Extracted material >>
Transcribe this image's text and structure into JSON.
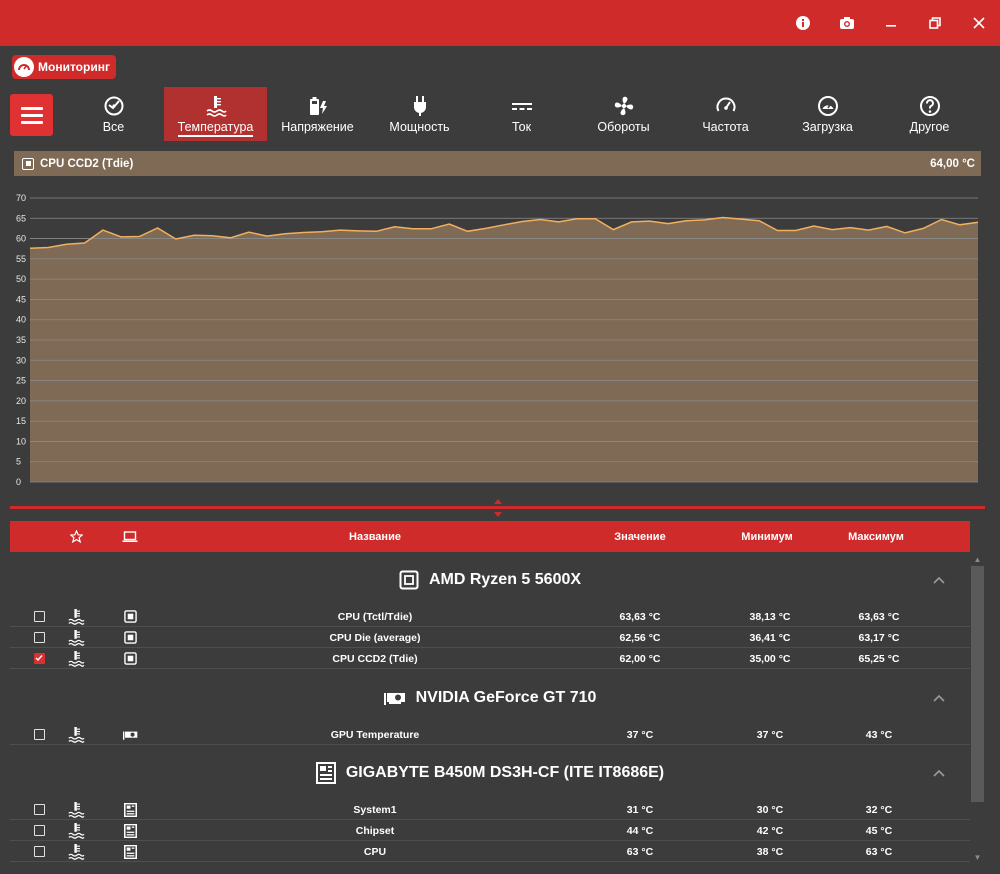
{
  "app": {
    "badge_label": "Мониторинг"
  },
  "tabs": [
    {
      "label": "Все",
      "icon": "all-sensors-icon"
    },
    {
      "label": "Температура",
      "icon": "thermometer-icon",
      "active": true
    },
    {
      "label": "Напряжение",
      "icon": "battery-bolt-icon"
    },
    {
      "label": "Мощность",
      "icon": "plug-icon"
    },
    {
      "label": "Ток",
      "icon": "current-icon"
    },
    {
      "label": "Обороты",
      "icon": "fan-icon"
    },
    {
      "label": "Частота",
      "icon": "speedometer-icon"
    },
    {
      "label": "Загрузка",
      "icon": "gauge-icon"
    },
    {
      "label": "Другое",
      "icon": "question-icon"
    }
  ],
  "chart_header": {
    "sensor": "CPU CCD2 (Tdie)",
    "value": "64,00 °C"
  },
  "chart_data": {
    "type": "area",
    "ylim": [
      0,
      70
    ],
    "y_ticks": [
      "70",
      "65",
      "60",
      "55",
      "50",
      "45",
      "40",
      "35",
      "30",
      "25",
      "20",
      "15",
      "10",
      "5",
      "0"
    ],
    "grid": true,
    "line_color": "#f0b060",
    "fill_color": "#7f6a55",
    "values": [
      57.6,
      57.8,
      58.6,
      58.9,
      62.1,
      60.4,
      60.5,
      62.6,
      59.9,
      60.8,
      60.7,
      60.2,
      61.6,
      60.6,
      61.2,
      61.5,
      61.7,
      62.1,
      61.9,
      61.8,
      62.9,
      62.4,
      62.4,
      63.6,
      61.8,
      62.5,
      63.4,
      64.2,
      64.7,
      64.1,
      64.9,
      64.9,
      62.2,
      64.1,
      64.3,
      63.7,
      64.4,
      64.6,
      65.2,
      64.8,
      64.4,
      62.0,
      62.0,
      63.1,
      62.2,
      62.7,
      62.1,
      63.0,
      61.4,
      62.5,
      64.7,
      63.4,
      64.0
    ]
  },
  "table": {
    "headers": {
      "name": "Название",
      "value": "Значение",
      "min": "Минимум",
      "max": "Максимум"
    },
    "groups": [
      {
        "title": "AMD Ryzen 5 5600X",
        "icon": "cpu-chip-icon",
        "rows": [
          {
            "name": "CPU (Tctl/Tdie)",
            "value": "63,63 °C",
            "min": "38,13 °C",
            "max": "63,63 °C",
            "checked": false
          },
          {
            "name": "CPU Die (average)",
            "value": "62,56 °C",
            "min": "36,41 °C",
            "max": "63,17 °C",
            "checked": false
          },
          {
            "name": "CPU CCD2 (Tdie)",
            "value": "62,00 °C",
            "min": "35,00 °C",
            "max": "65,25 °C",
            "checked": true
          }
        ]
      },
      {
        "title": "NVIDIA GeForce GT 710",
        "icon": "gpu-card-icon",
        "rows": [
          {
            "name": "GPU Temperature",
            "value": "37 °C",
            "min": "37 °C",
            "max": "43 °C",
            "checked": false
          }
        ]
      },
      {
        "title": "GIGABYTE B450M DS3H-CF (ITE IT8686E)",
        "icon": "motherboard-icon",
        "rows": [
          {
            "name": "System1",
            "value": "31 °C",
            "min": "30 °C",
            "max": "32 °C",
            "checked": false
          },
          {
            "name": "Chipset",
            "value": "44 °C",
            "min": "42 °C",
            "max": "45 °C",
            "checked": false
          },
          {
            "name": "CPU",
            "value": "63 °C",
            "min": "38 °C",
            "max": "63 °C",
            "checked": false
          }
        ]
      }
    ]
  }
}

Directive >> Copy the records exactly. Skip the pictures.

Correct result >>
Transcribe this image's text and structure into JSON.
{
  "app": {
    "badge_label": "Мониторинг"
  },
  "tabs": [
    {
      "label": "Все",
      "icon": "all-sensors-icon"
    },
    {
      "label": "Температура",
      "icon": "thermometer-icon",
      "active": true
    },
    {
      "label": "Напряжение",
      "icon": "battery-bolt-icon"
    },
    {
      "label": "Мощность",
      "icon": "plug-icon"
    },
    {
      "label": "Ток",
      "icon": "current-icon"
    },
    {
      "label": "Обороты",
      "icon": "fan-icon"
    },
    {
      "label": "Частота",
      "icon": "speedometer-icon"
    },
    {
      "label": "Загрузка",
      "icon": "gauge-icon"
    },
    {
      "label": "Другое",
      "icon": "question-icon"
    }
  ],
  "chart_header": {
    "sensor": "CPU CCD2 (Tdie)",
    "value": "64,00 °C"
  },
  "chart_data": {
    "type": "area",
    "ylim": [
      0,
      70
    ],
    "y_ticks": [
      "70",
      "65",
      "60",
      "55",
      "50",
      "45",
      "40",
      "35",
      "30",
      "25",
      "20",
      "15",
      "10",
      "5",
      "0"
    ],
    "grid": true,
    "line_color": "#f0b060",
    "fill_color": "#7f6a55",
    "values": [
      57.6,
      57.8,
      58.6,
      58.9,
      62.1,
      60.4,
      60.5,
      62.6,
      59.9,
      60.8,
      60.7,
      60.2,
      61.6,
      60.6,
      61.2,
      61.5,
      61.7,
      62.1,
      61.9,
      61.8,
      62.9,
      62.4,
      62.4,
      63.6,
      61.8,
      62.5,
      63.4,
      64.2,
      64.7,
      64.1,
      64.9,
      64.9,
      62.2,
      64.1,
      64.3,
      63.7,
      64.4,
      64.6,
      65.2,
      64.8,
      64.4,
      62.0,
      62.0,
      63.1,
      62.2,
      62.7,
      62.1,
      63.0,
      61.4,
      62.5,
      64.7,
      63.4,
      64.0
    ]
  },
  "table": {
    "headers": {
      "name": "Название",
      "value": "Значение",
      "min": "Минимум",
      "max": "Максимум"
    },
    "groups": [
      {
        "title": "AMD Ryzen 5 5600X",
        "icon": "cpu-chip-icon",
        "rows": [
          {
            "name": "CPU (Tctl/Tdie)",
            "value": "63,63 °C",
            "min": "38,13 °C",
            "max": "63,63 °C",
            "checked": false
          },
          {
            "name": "CPU Die (average)",
            "value": "62,56 °C",
            "min": "36,41 °C",
            "max": "63,17 °C",
            "checked": false
          },
          {
            "name": "CPU CCD2 (Tdie)",
            "value": "62,00 °C",
            "min": "35,00 °C",
            "max": "65,25 °C",
            "checked": true
          }
        ]
      },
      {
        "title": "NVIDIA GeForce GT 710",
        "icon": "gpu-card-icon",
        "rows": [
          {
            "name": "GPU Temperature",
            "value": "37 °C",
            "min": "37 °C",
            "max": "43 °C",
            "checked": false
          }
        ]
      },
      {
        "title": "GIGABYTE B450M DS3H-CF (ITE IT8686E)",
        "icon": "motherboard-icon",
        "rows": [
          {
            "name": "System1",
            "value": "31 °C",
            "min": "30 °C",
            "max": "32 °C",
            "checked": false
          },
          {
            "name": "Chipset",
            "value": "44 °C",
            "min": "42 °C",
            "max": "45 °C",
            "checked": false
          },
          {
            "name": "CPU",
            "value": "63 °C",
            "min": "38 °C",
            "max": "63 °C",
            "checked": false
          }
        ]
      }
    ]
  }
}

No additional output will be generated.